(Saved data entries)
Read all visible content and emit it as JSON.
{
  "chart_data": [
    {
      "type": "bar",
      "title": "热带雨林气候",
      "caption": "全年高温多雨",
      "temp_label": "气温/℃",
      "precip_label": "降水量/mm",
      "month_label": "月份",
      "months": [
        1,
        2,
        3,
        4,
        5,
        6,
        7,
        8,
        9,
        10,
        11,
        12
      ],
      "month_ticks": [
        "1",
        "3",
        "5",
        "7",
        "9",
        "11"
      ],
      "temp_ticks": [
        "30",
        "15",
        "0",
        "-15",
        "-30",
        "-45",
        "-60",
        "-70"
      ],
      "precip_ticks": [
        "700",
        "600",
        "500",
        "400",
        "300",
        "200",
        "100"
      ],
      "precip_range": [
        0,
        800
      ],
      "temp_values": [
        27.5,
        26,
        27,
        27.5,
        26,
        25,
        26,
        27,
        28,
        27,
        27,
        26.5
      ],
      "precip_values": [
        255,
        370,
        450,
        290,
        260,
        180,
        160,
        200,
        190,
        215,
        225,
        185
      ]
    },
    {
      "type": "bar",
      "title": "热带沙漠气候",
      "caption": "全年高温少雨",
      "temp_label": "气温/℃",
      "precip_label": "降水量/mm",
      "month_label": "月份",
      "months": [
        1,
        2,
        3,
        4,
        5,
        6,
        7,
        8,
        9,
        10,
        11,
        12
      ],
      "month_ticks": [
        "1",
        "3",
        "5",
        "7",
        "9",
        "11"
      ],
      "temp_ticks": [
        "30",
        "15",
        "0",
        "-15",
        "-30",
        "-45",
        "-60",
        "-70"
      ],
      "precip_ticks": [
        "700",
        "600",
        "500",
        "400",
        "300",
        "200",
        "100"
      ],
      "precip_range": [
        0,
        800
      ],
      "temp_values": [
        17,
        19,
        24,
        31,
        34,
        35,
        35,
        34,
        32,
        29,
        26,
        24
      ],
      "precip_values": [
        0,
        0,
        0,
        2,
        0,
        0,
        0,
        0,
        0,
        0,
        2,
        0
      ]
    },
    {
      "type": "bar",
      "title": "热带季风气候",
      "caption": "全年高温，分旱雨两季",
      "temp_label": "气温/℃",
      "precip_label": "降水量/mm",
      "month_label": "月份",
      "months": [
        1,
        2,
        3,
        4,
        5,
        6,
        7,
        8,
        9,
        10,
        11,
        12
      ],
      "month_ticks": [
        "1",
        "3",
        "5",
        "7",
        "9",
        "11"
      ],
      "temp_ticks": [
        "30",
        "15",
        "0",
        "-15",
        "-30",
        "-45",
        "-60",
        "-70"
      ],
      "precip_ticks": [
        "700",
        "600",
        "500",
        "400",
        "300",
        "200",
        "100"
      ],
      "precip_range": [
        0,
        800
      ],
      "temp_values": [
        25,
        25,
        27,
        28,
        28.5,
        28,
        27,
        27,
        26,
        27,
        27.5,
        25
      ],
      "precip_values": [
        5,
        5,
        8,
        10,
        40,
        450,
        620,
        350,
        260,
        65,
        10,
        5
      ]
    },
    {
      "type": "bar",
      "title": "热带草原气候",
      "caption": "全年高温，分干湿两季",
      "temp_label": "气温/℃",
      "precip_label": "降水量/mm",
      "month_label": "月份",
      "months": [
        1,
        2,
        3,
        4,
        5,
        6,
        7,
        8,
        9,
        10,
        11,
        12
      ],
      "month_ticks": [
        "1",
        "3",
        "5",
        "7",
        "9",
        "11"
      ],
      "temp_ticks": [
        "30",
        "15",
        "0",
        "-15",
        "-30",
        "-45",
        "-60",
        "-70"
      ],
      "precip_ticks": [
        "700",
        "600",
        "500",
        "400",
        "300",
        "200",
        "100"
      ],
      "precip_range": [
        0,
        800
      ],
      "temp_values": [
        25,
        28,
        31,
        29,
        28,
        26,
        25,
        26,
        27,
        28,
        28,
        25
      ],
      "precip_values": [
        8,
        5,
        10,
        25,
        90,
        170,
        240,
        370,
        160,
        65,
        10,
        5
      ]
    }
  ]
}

REQUIREMENT — Tally the lines of the data that hold the string "title". Answer with the number and nothing more.

OUTPUT OF THE TASK — 4